TASK TO CARRY OUT:
Repeat each line of the material exactly.

EXCERPTED DATA:
<<<<
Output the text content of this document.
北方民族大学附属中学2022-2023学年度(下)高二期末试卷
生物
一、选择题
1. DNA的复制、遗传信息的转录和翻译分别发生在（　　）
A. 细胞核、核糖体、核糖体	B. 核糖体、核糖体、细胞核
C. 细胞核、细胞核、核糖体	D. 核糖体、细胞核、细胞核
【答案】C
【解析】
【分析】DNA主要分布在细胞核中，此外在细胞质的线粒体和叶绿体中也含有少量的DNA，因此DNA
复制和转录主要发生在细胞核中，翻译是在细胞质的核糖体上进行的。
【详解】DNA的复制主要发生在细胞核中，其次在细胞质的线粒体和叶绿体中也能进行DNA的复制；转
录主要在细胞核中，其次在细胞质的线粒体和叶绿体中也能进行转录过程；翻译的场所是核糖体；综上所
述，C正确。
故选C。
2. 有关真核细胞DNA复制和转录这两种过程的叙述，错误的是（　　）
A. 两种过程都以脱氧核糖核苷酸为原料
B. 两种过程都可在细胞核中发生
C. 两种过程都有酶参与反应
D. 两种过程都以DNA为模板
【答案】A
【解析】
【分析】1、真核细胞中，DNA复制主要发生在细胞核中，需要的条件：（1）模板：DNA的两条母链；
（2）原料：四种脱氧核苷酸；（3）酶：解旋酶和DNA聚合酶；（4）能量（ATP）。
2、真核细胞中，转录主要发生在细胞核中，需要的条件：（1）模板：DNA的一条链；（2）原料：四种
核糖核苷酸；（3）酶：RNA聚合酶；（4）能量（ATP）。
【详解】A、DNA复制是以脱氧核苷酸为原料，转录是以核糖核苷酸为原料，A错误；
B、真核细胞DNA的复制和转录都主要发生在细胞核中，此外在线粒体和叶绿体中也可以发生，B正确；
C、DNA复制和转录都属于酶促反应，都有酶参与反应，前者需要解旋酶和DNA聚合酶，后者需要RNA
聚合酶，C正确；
>>>>
REPLY:
Output the text content of this document.
北方民族大学附属中学2022-2023学年度(下)高二期末试卷
生物
一、选择题
1. DNA的复制、遗传信息的转录和翻译分别发生在（　　）
A. 细胞核、核糖体、核糖体	B. 核糖体、核糖体、细胞核
C. 细胞核、细胞核、核糖体	D. 核糖体、细胞核、细胞核
【答案】C
【解析】
【分析】DNA主要分布在细胞核中，此外在细胞质的线粒体和叶绿体中也含有少量的DNA，因此DNA
复制和转录主要发生在细胞核中，翻译是在细胞质的核糖体上进行的。
【详解】DNA的复制主要发生在细胞核中，其次在细胞质的线粒体和叶绿体中也能进行DNA的复制；转
录主要在细胞核中，其次在细胞质的线粒体和叶绿体中也能进行转录过程；翻译的场所是核糖体；综上所
述，C正确。
故选C。
2. 有关真核细胞DNA复制和转录这两种过程的叙述，错误的是（　　）
A. 两种过程都以脱氧核糖核苷酸为原料
B. 两种过程都可在细胞核中发生
C. 两种过程都有酶参与反应
D. 两种过程都以DNA为模板
【答案】A
【解析】
【分析】1、真核细胞中，DNA复制主要发生在细胞核中，需要的条件：（1）模板：DNA的两条母链；
（2）原料：四种脱氧核苷酸；（3）酶：解旋酶和DNA聚合酶；（4）能量（ATP）。
2、真核细胞中，转录主要发生在细胞核中，需要的条件：（1）模板：DNA的一条链；（2）原料：四种
核糖核苷酸；（3）酶：RNA聚合酶；（4）能量（ATP）。
【详解】A、DNA复制是以脱氧核苷酸为原料，转录是以核糖核苷酸为原料，A错误；
B、真核细胞DNA的复制和转录都主要发生在细胞核中，此外在线粒体和叶绿体中也可以发生，B正确；
C、DNA复制和转录都属于酶促反应，都有酶参与反应，前者需要解旋酶和DNA聚合酶，后者需要RNA
聚合酶，C正确；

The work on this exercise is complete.